▶ **WORK REQUIRED**: All the data must come back unchanged, except that pictures are left out.

▶ **GIVEN RECORDS**:
═══
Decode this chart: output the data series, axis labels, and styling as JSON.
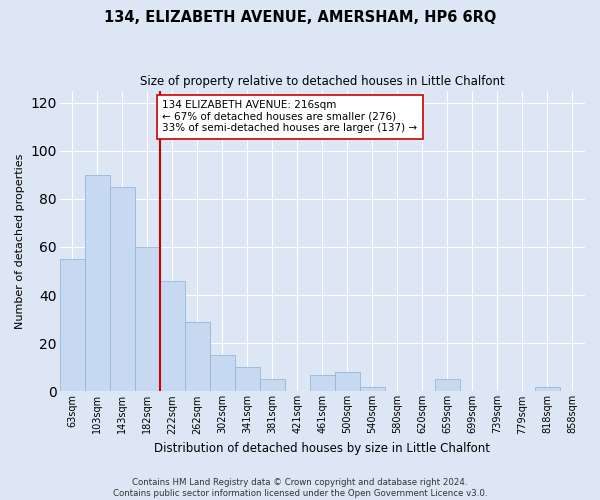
{
  "title": "134, ELIZABETH AVENUE, AMERSHAM, HP6 6RQ",
  "subtitle": "Size of property relative to detached houses in Little Chalfont",
  "xlabel": "Distribution of detached houses by size in Little Chalfont",
  "ylabel": "Number of detached properties",
  "categories": [
    "63sqm",
    "103sqm",
    "143sqm",
    "182sqm",
    "222sqm",
    "262sqm",
    "302sqm",
    "341sqm",
    "381sqm",
    "421sqm",
    "461sqm",
    "500sqm",
    "540sqm",
    "580sqm",
    "620sqm",
    "659sqm",
    "699sqm",
    "739sqm",
    "779sqm",
    "818sqm",
    "858sqm"
  ],
  "values": [
    55,
    90,
    85,
    60,
    46,
    29,
    15,
    10,
    5,
    0,
    7,
    8,
    2,
    0,
    0,
    5,
    0,
    0,
    0,
    2,
    0
  ],
  "bar_color": "#c6d9f0",
  "bar_edge_color": "#95b8d8",
  "vline_color": "#cc0000",
  "annotation_text": "134 ELIZABETH AVENUE: 216sqm\n← 67% of detached houses are smaller (276)\n33% of semi-detached houses are larger (137) →",
  "annotation_box_color": "#ffffff",
  "annotation_box_edge": "#cc0000",
  "ylim": [
    0,
    125
  ],
  "yticks": [
    0,
    20,
    40,
    60,
    80,
    100,
    120
  ],
  "footer": "Contains HM Land Registry data © Crown copyright and database right 2024.\nContains public sector information licensed under the Open Government Licence v3.0.",
  "background_color": "#dce6f5",
  "plot_bg_color": "#dce6f5",
  "grid_color": "#ffffff"
}
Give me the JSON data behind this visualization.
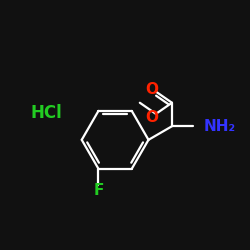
{
  "background_color": "#111111",
  "bond_color": "#ffffff",
  "atom_colors": {
    "O": "#ff2200",
    "N": "#3333ff",
    "F": "#22cc22",
    "Cl": "#22cc22",
    "H": "#ffffff",
    "C": "#ffffff"
  },
  "figsize": [
    2.5,
    2.5
  ],
  "dpi": 100,
  "bond_lw": 1.6,
  "font_size": 11
}
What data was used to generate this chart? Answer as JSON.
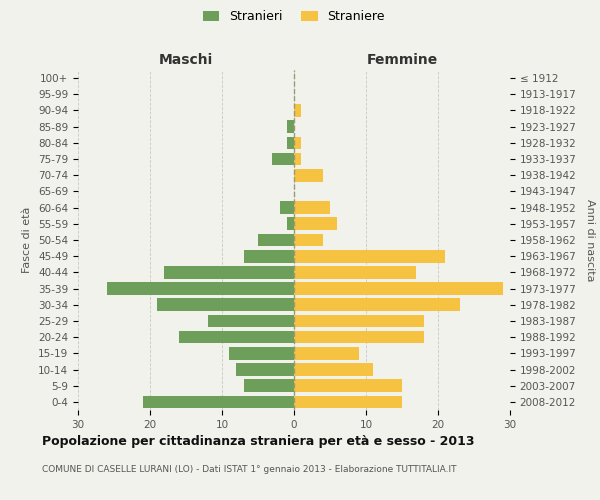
{
  "age_groups": [
    "0-4",
    "5-9",
    "10-14",
    "15-19",
    "20-24",
    "25-29",
    "30-34",
    "35-39",
    "40-44",
    "45-49",
    "50-54",
    "55-59",
    "60-64",
    "65-69",
    "70-74",
    "75-79",
    "80-84",
    "85-89",
    "90-94",
    "95-99",
    "100+"
  ],
  "birth_years": [
    "2008-2012",
    "2003-2007",
    "1998-2002",
    "1993-1997",
    "1988-1992",
    "1983-1987",
    "1978-1982",
    "1973-1977",
    "1968-1972",
    "1963-1967",
    "1958-1962",
    "1953-1957",
    "1948-1952",
    "1943-1947",
    "1938-1942",
    "1933-1937",
    "1928-1932",
    "1923-1927",
    "1918-1922",
    "1913-1917",
    "≤ 1912"
  ],
  "maschi": [
    21,
    7,
    8,
    9,
    16,
    12,
    19,
    26,
    18,
    7,
    5,
    1,
    2,
    0,
    0,
    3,
    1,
    1,
    0,
    0,
    0
  ],
  "femmine": [
    15,
    15,
    11,
    9,
    18,
    18,
    23,
    29,
    17,
    21,
    4,
    6,
    5,
    0,
    4,
    1,
    1,
    0,
    1,
    0,
    0
  ],
  "maschi_color": "#6d9e5a",
  "femmine_color": "#f5c242",
  "background_color": "#f2f2ec",
  "grid_color": "#c8c8c8",
  "center_line_color": "#999977",
  "title": "Popolazione per cittadinanza straniera per età e sesso - 2013",
  "subtitle": "COMUNE DI CASELLE LURANI (LO) - Dati ISTAT 1° gennaio 2013 - Elaborazione TUTTITALIA.IT",
  "xlabel_left": "Maschi",
  "xlabel_right": "Femmine",
  "ylabel_left": "Fasce di età",
  "ylabel_right": "Anni di nascita",
  "legend_stranieri": "Stranieri",
  "legend_straniere": "Straniere",
  "xlim": 30,
  "title_fontsize": 9,
  "subtitle_fontsize": 6.5,
  "tick_fontsize": 7.5,
  "header_fontsize": 10,
  "legend_fontsize": 9
}
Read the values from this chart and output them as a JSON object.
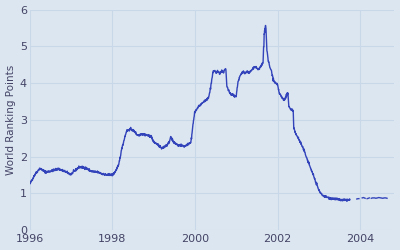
{
  "ylabel": "World Ranking Points",
  "background_color": "#dce6f0",
  "line_color": "#3344bb",
  "line_width": 1.0,
  "xlim": [
    1996.0,
    2004.83
  ],
  "ylim": [
    0,
    6
  ],
  "yticks": [
    0,
    1,
    2,
    3,
    4,
    5,
    6
  ],
  "xticks": [
    1996,
    1998,
    2000,
    2002,
    2004
  ],
  "grid_color": "#c8d8e8",
  "figsize": [
    4.0,
    2.5
  ],
  "dpi": 100
}
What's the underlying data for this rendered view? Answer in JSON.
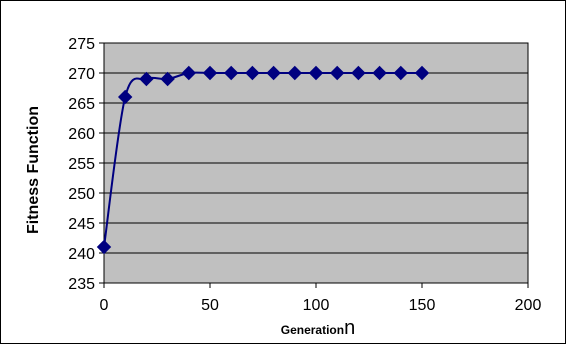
{
  "chart_data": {
    "type": "line",
    "title": "",
    "xlabel": "Generation",
    "xlabel_last_char": "n",
    "ylabel": "Fitness Function",
    "xlim": [
      0,
      200
    ],
    "ylim": [
      235,
      275
    ],
    "x_ticks": [
      "0",
      "50",
      "100",
      "150",
      "200"
    ],
    "y_ticks": [
      "235",
      "240",
      "245",
      "250",
      "255",
      "260",
      "265",
      "270",
      "275"
    ],
    "x_tick_values": [
      0,
      50,
      100,
      150,
      200
    ],
    "y_tick_values": [
      235,
      240,
      245,
      250,
      255,
      260,
      265,
      270,
      275
    ],
    "grid": "horizontal",
    "legend": "none",
    "series": [
      {
        "x": [
          0,
          10,
          20,
          30,
          40,
          50,
          60,
          70,
          80,
          90,
          100,
          110,
          120,
          130,
          140,
          150
        ],
        "y": [
          241,
          266,
          269,
          269,
          270,
          270,
          270,
          270,
          270,
          270,
          270,
          270,
          270,
          270,
          270,
          270
        ]
      }
    ],
    "colors": {
      "plot_background": "#c0c0c0",
      "series": "#000080",
      "grid": "#000000",
      "frame": "#000000"
    }
  }
}
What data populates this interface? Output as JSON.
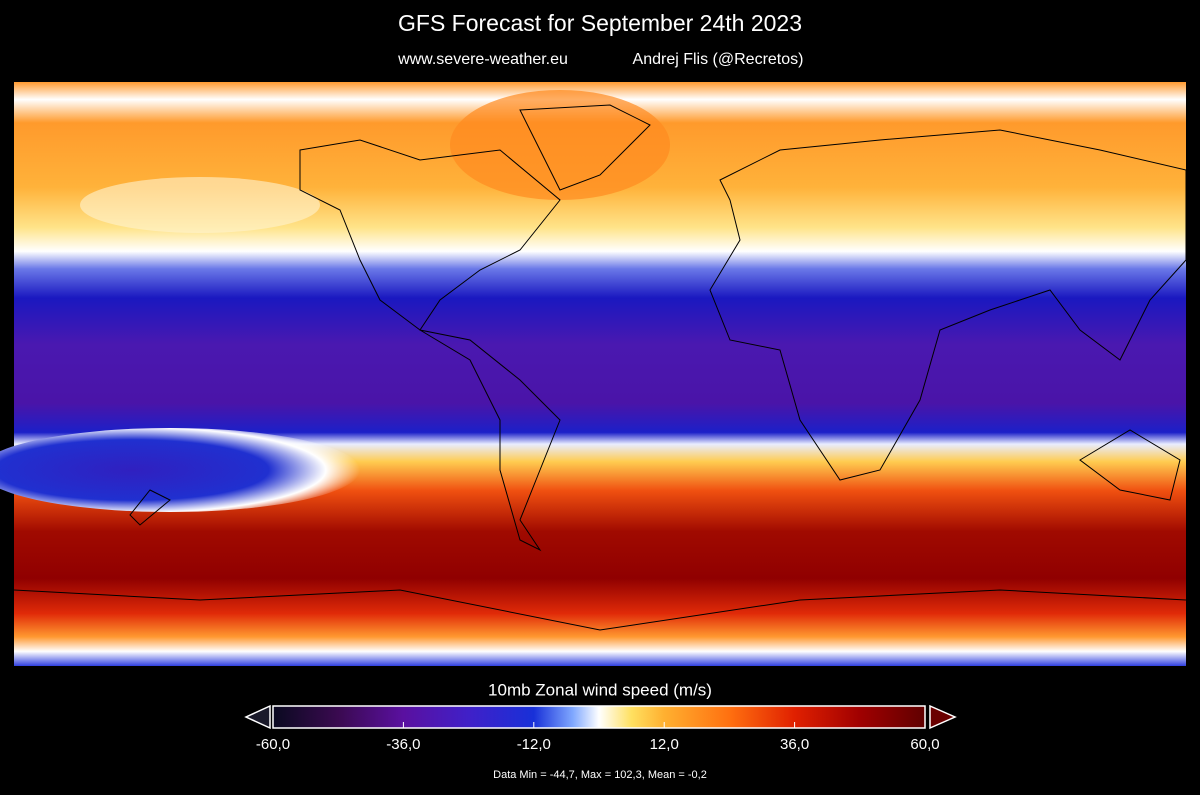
═══
▶ **WRITTEN SOLUTION**:
Decode this chart: output the data series, axis labels, and styling as JSON.
{
  "title": "134, ELIZABETH AVENUE, AMERSHAM, HP6 6RQ",
  "subtitle": "Size of property relative to detached houses in Little Chalfont",
  "xlabel": "Distribution of detached houses by size in Little Chalfont",
  "ylabel": "Number of detached properties",
  "categories": [
    "63sqm",
    "103sqm",
    "143sqm",
    "182sqm",
    "222sqm",
    "262sqm",
    "302sqm",
    "341sqm",
    "381sqm",
    "421sqm",
    "461sqm",
    "500sqm",
    "540sqm",
    "580sqm",
    "620sqm",
    "659sqm",
    "699sqm",
    "739sqm",
    "779sqm",
    "818sqm",
    "858sqm"
  ],
  "values": [
    55,
    90,
    85,
    60,
    46,
    29,
    15,
    10,
    5,
    0,
    7,
    8,
    2,
    0,
    0,
    5,
    0,
    0,
    0,
    2,
    0
  ],
  "bar_color": "#c6d9f0",
  "bar_edge_color": "#95b8d8",
  "vline_color": "#cc0000",
  "annotation_text": "134 ELIZABETH AVENUE: 216sqm\n← 67% of detached houses are smaller (276)\n33% of semi-detached houses are larger (137) →",
  "annotation_box_color": "#ffffff",
  "annotation_box_edge": "#cc0000",
  "ylim": [
    0,
    125
  ],
  "yticks": [
    0,
    20,
    40,
    60,
    80,
    100,
    120
  ],
  "footer": "Contains HM Land Registry data © Crown copyright and database right 2024.\nContains public sector information licensed under the Open Government Licence v3.0.",
  "background_color": "#dce6f5",
  "plot_bg_color": "#dce6f5",
  "grid_color": "#ffffff"
}
Give me the JSON data behind this visualization.
{
  "background_color": "#111111",
  "bond_color": "#ffffff",
  "atom_colors": {
    "O": "#ff2200",
    "N": "#3333ff",
    "F": "#22cc22",
    "Cl": "#22cc22",
    "H": "#ffffff",
    "C": "#ffffff"
  },
  "figsize": [
    2.5,
    2.5
  ],
  "dpi": 100,
  "bond_lw": 1.6,
  "font_size": 11
}
What data was used to generate this chart? Answer as JSON.
{
  "age_groups": [
    "0-4",
    "5-9",
    "10-14",
    "15-19",
    "20-24",
    "25-29",
    "30-34",
    "35-39",
    "40-44",
    "45-49",
    "50-54",
    "55-59",
    "60-64",
    "65-69",
    "70-74",
    "75-79",
    "80-84",
    "85-89",
    "90-94",
    "95-99",
    "100+"
  ],
  "birth_years": [
    "2008-2012",
    "2003-2007",
    "1998-2002",
    "1993-1997",
    "1988-1992",
    "1983-1987",
    "1978-1982",
    "1973-1977",
    "1968-1972",
    "1963-1967",
    "1958-1962",
    "1953-1957",
    "1948-1952",
    "1943-1947",
    "1938-1942",
    "1933-1937",
    "1928-1932",
    "1923-1927",
    "1918-1922",
    "1913-1917",
    "≤ 1912"
  ],
  "maschi": [
    21,
    7,
    8,
    9,
    16,
    12,
    19,
    26,
    18,
    7,
    5,
    1,
    2,
    0,
    0,
    3,
    1,
    1,
    0,
    0,
    0
  ],
  "femmine": [
    15,
    15,
    11,
    9,
    18,
    18,
    23,
    29,
    17,
    21,
    4,
    6,
    5,
    0,
    4,
    1,
    1,
    0,
    1,
    0,
    0
  ],
  "maschi_color": "#6d9e5a",
  "femmine_color": "#f5c242",
  "background_color": "#f2f2ec",
  "grid_color": "#c8c8c8",
  "center_line_color": "#999977",
  "title": "Popolazione per cittadinanza straniera per età e sesso - 2013",
  "subtitle": "COMUNE DI CASELLE LURANI (LO) - Dati ISTAT 1° gennaio 2013 - Elaborazione TUTTITALIA.IT",
  "xlabel_left": "Maschi",
  "xlabel_right": "Femmine",
  "ylabel_left": "Fasce di età",
  "ylabel_right": "Anni di nascita",
  "legend_stranieri": "Stranieri",
  "legend_straniere": "Straniere",
  "xlim": 30,
  "title_fontsize": 9,
  "subtitle_fontsize": 6.5,
  "tick_fontsize": 7.5,
  "header_fontsize": 10,
  "legend_fontsize": 9
}
Read the values from this chart and output them as a JSON object.
{
  "ylabel": "World Ranking Points",
  "background_color": "#dce6f0",
  "line_color": "#3344bb",
  "line_width": 1.0,
  "xlim": [
    1996.0,
    2004.83
  ],
  "ylim": [
    0,
    6
  ],
  "yticks": [
    0,
    1,
    2,
    3,
    4,
    5,
    6
  ],
  "xticks": [
    1996,
    1998,
    2000,
    2002,
    2004
  ],
  "grid_color": "#c8d8e8",
  "figsize": [
    4.0,
    2.5
  ],
  "dpi": 100
}
What's the underlying data for this rendered view? Answer in JSON.
{
  "chart_data": {
    "type": "line",
    "title": "",
    "xlabel": "Generation",
    "xlabel_last_char": "n",
    "ylabel": "Fitness Function",
    "xlim": [
      0,
      200
    ],
    "ylim": [
      235,
      275
    ],
    "x_ticks": [
      "0",
      "50",
      "100",
      "150",
      "200"
    ],
    "y_ticks": [
      "235",
      "240",
      "245",
      "250",
      "255",
      "260",
      "265",
      "270",
      "275"
    ],
    "x_tick_values": [
      0,
      50,
      100,
      150,
      200
    ],
    "y_tick_values": [
      235,
      240,
      245,
      250,
      255,
      260,
      265,
      270,
      275
    ],
    "grid": "horizontal",
    "legend": "none",
    "series": [
      {
        "x": [
          0,
          10,
          20,
          30,
          40,
          50,
          60,
          70,
          80,
          90,
          100,
          110,
          120,
          130,
          140,
          150
        ],
        "y": [
          241,
          266,
          269,
          269,
          270,
          270,
          270,
          270,
          270,
          270,
          270,
          270,
          270,
          270,
          270,
          270
        ]
      }
    ],
    "colors": {
      "plot_background": "#c0c0c0",
      "series": "#000080",
      "grid": "#000000",
      "frame": "#000000"
    }
  }
}
What data populates this interface? Output as JSON.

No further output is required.